Requirement. Will you extract the entries word for word? Images should not appear in the copy.

[Chart and figure data]
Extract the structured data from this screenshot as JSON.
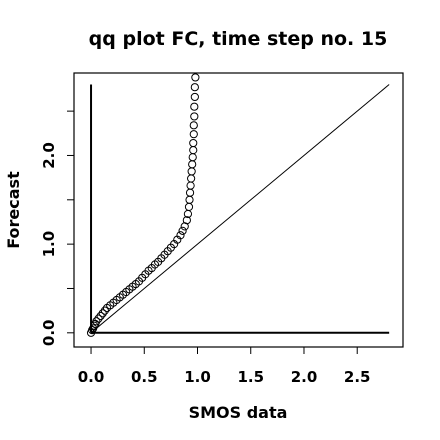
{
  "chart_data": {
    "type": "scatter",
    "title": "qq plot FC, time step no. 15",
    "xlabel": "SMOS data",
    "ylabel": "Forecast",
    "xlim": [
      -0.16,
      2.93
    ],
    "ylim": [
      -0.16,
      2.93
    ],
    "x_ticks": [
      {
        "value": 0.0,
        "label": "0.0"
      },
      {
        "value": 0.5,
        "label": "0.5"
      },
      {
        "value": 1.0,
        "label": "1.0"
      },
      {
        "value": 1.5,
        "label": "1.5"
      },
      {
        "value": 2.0,
        "label": "2.0"
      },
      {
        "value": 2.5,
        "label": "2.5"
      }
    ],
    "y_ticks": [
      {
        "value": 0.0,
        "label": "0.0"
      },
      {
        "value": 0.5,
        "label": ""
      },
      {
        "value": 1.0,
        "label": "1.0"
      },
      {
        "value": 1.5,
        "label": ""
      },
      {
        "value": 2.0,
        "label": "2.0"
      },
      {
        "value": 2.5,
        "label": ""
      }
    ],
    "grid": false,
    "legend": "none",
    "reference_lines": [
      {
        "kind": "identity",
        "x": [
          0.0,
          2.8
        ],
        "y": [
          0.0,
          2.8
        ]
      },
      {
        "kind": "horizontal",
        "x": [
          0.0,
          2.8
        ],
        "y": [
          0.0,
          0.0
        ]
      },
      {
        "kind": "vertical",
        "x": [
          0.0,
          0.0
        ],
        "y": [
          0.0,
          2.8
        ]
      }
    ],
    "series": [
      {
        "points": [
          [
            0.0,
            0.0
          ],
          [
            0.01,
            0.03
          ],
          [
            0.02,
            0.05
          ],
          [
            0.03,
            0.08
          ],
          [
            0.04,
            0.1
          ],
          [
            0.05,
            0.13
          ],
          [
            0.07,
            0.16
          ],
          [
            0.09,
            0.19
          ],
          [
            0.11,
            0.22
          ],
          [
            0.13,
            0.25
          ],
          [
            0.15,
            0.28
          ],
          [
            0.18,
            0.31
          ],
          [
            0.21,
            0.34
          ],
          [
            0.24,
            0.37
          ],
          [
            0.27,
            0.4
          ],
          [
            0.3,
            0.43
          ],
          [
            0.33,
            0.46
          ],
          [
            0.36,
            0.49
          ],
          [
            0.39,
            0.52
          ],
          [
            0.42,
            0.55
          ],
          [
            0.45,
            0.58
          ],
          [
            0.48,
            0.62
          ],
          [
            0.51,
            0.66
          ],
          [
            0.54,
            0.7
          ],
          [
            0.57,
            0.73
          ],
          [
            0.6,
            0.77
          ],
          [
            0.63,
            0.8
          ],
          [
            0.66,
            0.84
          ],
          [
            0.69,
            0.88
          ],
          [
            0.72,
            0.92
          ],
          [
            0.75,
            0.96
          ],
          [
            0.78,
            1.0
          ],
          [
            0.81,
            1.05
          ],
          [
            0.84,
            1.1
          ],
          [
            0.86,
            1.15
          ],
          [
            0.88,
            1.2
          ],
          [
            0.9,
            1.27
          ],
          [
            0.91,
            1.34
          ],
          [
            0.92,
            1.42
          ],
          [
            0.925,
            1.5
          ],
          [
            0.93,
            1.58
          ],
          [
            0.935,
            1.66
          ],
          [
            0.94,
            1.74
          ],
          [
            0.945,
            1.82
          ],
          [
            0.95,
            1.9
          ],
          [
            0.955,
            1.98
          ],
          [
            0.96,
            2.06
          ],
          [
            0.96,
            2.14
          ],
          [
            0.965,
            2.24
          ],
          [
            0.965,
            2.34
          ],
          [
            0.97,
            2.44
          ],
          [
            0.97,
            2.55
          ],
          [
            0.975,
            2.66
          ],
          [
            0.975,
            2.77
          ],
          [
            0.98,
            2.88
          ]
        ]
      }
    ]
  }
}
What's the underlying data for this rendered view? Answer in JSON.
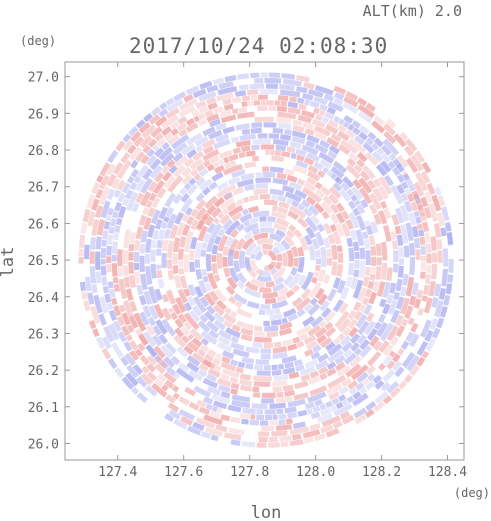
{
  "header": {
    "altitude_label": "ALT(km) 2.0",
    "timestamp": "2017/10/24 02:08:30"
  },
  "chart_data": {
    "type": "heatmap",
    "xlabel": "lon",
    "ylabel": "lat",
    "x_unit": "(deg)",
    "y_unit": "(deg)",
    "xlim": [
      127.24,
      128.45
    ],
    "ylim": [
      25.955,
      27.04
    ],
    "x_ticks": [
      127.4,
      127.6,
      127.8,
      128.0,
      128.2,
      128.4
    ],
    "x_tick_labels": [
      "127.4",
      "127.6",
      "127.8",
      "128.0",
      "128.2",
      "128.4"
    ],
    "y_ticks": [
      27.0,
      26.9,
      26.8,
      26.7,
      26.6,
      26.5,
      26.4,
      26.3,
      26.2,
      26.1,
      26.0
    ],
    "y_tick_labels": [
      "27.0",
      "26.9",
      "26.8",
      "26.7",
      "26.6",
      "26.5",
      "26.4",
      "26.3",
      "26.2",
      "26.1",
      "26.0"
    ],
    "radar_center": {
      "lon": 127.85,
      "lat": 26.5
    },
    "radar_range_deg": 0.54,
    "colors": {
      "positive": "#f0a0a0",
      "negative": "#a8aaf0",
      "background": "#ffffff",
      "frame": "#999999"
    }
  }
}
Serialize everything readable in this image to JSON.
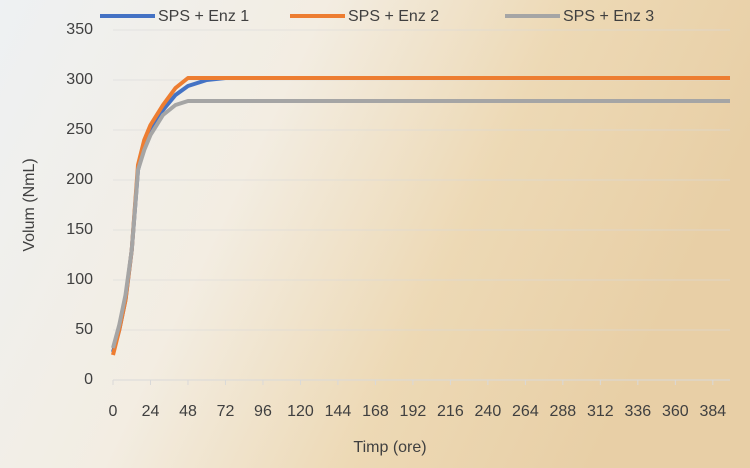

Answer for this exercise.
Extract the structured data from this screenshot as JSON.
{
  "chart_data": {
    "type": "scatter",
    "title": "qq plot FC, time step no. 15",
    "xlabel": "SMOS data",
    "ylabel": "Forecast",
    "xlim": [
      -0.16,
      2.93
    ],
    "ylim": [
      -0.16,
      2.93
    ],
    "x_ticks": [
      {
        "value": 0.0,
        "label": "0.0"
      },
      {
        "value": 0.5,
        "label": "0.5"
      },
      {
        "value": 1.0,
        "label": "1.0"
      },
      {
        "value": 1.5,
        "label": "1.5"
      },
      {
        "value": 2.0,
        "label": "2.0"
      },
      {
        "value": 2.5,
        "label": "2.5"
      }
    ],
    "y_ticks": [
      {
        "value": 0.0,
        "label": "0.0"
      },
      {
        "value": 0.5,
        "label": ""
      },
      {
        "value": 1.0,
        "label": "1.0"
      },
      {
        "value": 1.5,
        "label": ""
      },
      {
        "value": 2.0,
        "label": "2.0"
      },
      {
        "value": 2.5,
        "label": ""
      }
    ],
    "grid": false,
    "legend": "none",
    "reference_lines": [
      {
        "kind": "identity",
        "x": [
          0.0,
          2.8
        ],
        "y": [
          0.0,
          2.8
        ]
      },
      {
        "kind": "horizontal",
        "x": [
          0.0,
          2.8
        ],
        "y": [
          0.0,
          0.0
        ]
      },
      {
        "kind": "vertical",
        "x": [
          0.0,
          0.0
        ],
        "y": [
          0.0,
          2.8
        ]
      }
    ],
    "series": [
      {
        "points": [
          [
            0.0,
            0.0
          ],
          [
            0.01,
            0.03
          ],
          [
            0.02,
            0.05
          ],
          [
            0.03,
            0.08
          ],
          [
            0.04,
            0.1
          ],
          [
            0.05,
            0.13
          ],
          [
            0.07,
            0.16
          ],
          [
            0.09,
            0.19
          ],
          [
            0.11,
            0.22
          ],
          [
            0.13,
            0.25
          ],
          [
            0.15,
            0.28
          ],
          [
            0.18,
            0.31
          ],
          [
            0.21,
            0.34
          ],
          [
            0.24,
            0.37
          ],
          [
            0.27,
            0.4
          ],
          [
            0.3,
            0.43
          ],
          [
            0.33,
            0.46
          ],
          [
            0.36,
            0.49
          ],
          [
            0.39,
            0.52
          ],
          [
            0.42,
            0.55
          ],
          [
            0.45,
            0.58
          ],
          [
            0.48,
            0.62
          ],
          [
            0.51,
            0.66
          ],
          [
            0.54,
            0.7
          ],
          [
            0.57,
            0.73
          ],
          [
            0.6,
            0.77
          ],
          [
            0.63,
            0.8
          ],
          [
            0.66,
            0.84
          ],
          [
            0.69,
            0.88
          ],
          [
            0.72,
            0.92
          ],
          [
            0.75,
            0.96
          ],
          [
            0.78,
            1.0
          ],
          [
            0.81,
            1.05
          ],
          [
            0.84,
            1.1
          ],
          [
            0.86,
            1.15
          ],
          [
            0.88,
            1.2
          ],
          [
            0.9,
            1.27
          ],
          [
            0.91,
            1.34
          ],
          [
            0.92,
            1.42
          ],
          [
            0.925,
            1.5
          ],
          [
            0.93,
            1.58
          ],
          [
            0.935,
            1.66
          ],
          [
            0.94,
            1.74
          ],
          [
            0.945,
            1.82
          ],
          [
            0.95,
            1.9
          ],
          [
            0.955,
            1.98
          ],
          [
            0.96,
            2.06
          ],
          [
            0.96,
            2.14
          ],
          [
            0.965,
            2.24
          ],
          [
            0.965,
            2.34
          ],
          [
            0.97,
            2.44
          ],
          [
            0.97,
            2.55
          ],
          [
            0.975,
            2.66
          ],
          [
            0.975,
            2.77
          ],
          [
            0.98,
            2.88
          ]
        ]
      }
    ]
  }
}
What's the underlying data for this rendered view? Answer in JSON.
{
  "header": {
    "altitude_label": "ALT(km) 2.0",
    "timestamp": "2017/10/24 02:08:30"
  },
  "chart_data": {
    "type": "heatmap",
    "xlabel": "lon",
    "ylabel": "lat",
    "x_unit": "(deg)",
    "y_unit": "(deg)",
    "xlim": [
      127.24,
      128.45
    ],
    "ylim": [
      25.955,
      27.04
    ],
    "x_ticks": [
      127.4,
      127.6,
      127.8,
      128.0,
      128.2,
      128.4
    ],
    "x_tick_labels": [
      "127.4",
      "127.6",
      "127.8",
      "128.0",
      "128.2",
      "128.4"
    ],
    "y_ticks": [
      27.0,
      26.9,
      26.8,
      26.7,
      26.6,
      26.5,
      26.4,
      26.3,
      26.2,
      26.1,
      26.0
    ],
    "y_tick_labels": [
      "27.0",
      "26.9",
      "26.8",
      "26.7",
      "26.6",
      "26.5",
      "26.4",
      "26.3",
      "26.2",
      "26.1",
      "26.0"
    ],
    "radar_center": {
      "lon": 127.85,
      "lat": 26.5
    },
    "radar_range_deg": 0.54,
    "colors": {
      "positive": "#f0a0a0",
      "negative": "#a8aaf0",
      "background": "#ffffff",
      "frame": "#999999"
    }
  }
}
Serialize everything readable in this image to JSON.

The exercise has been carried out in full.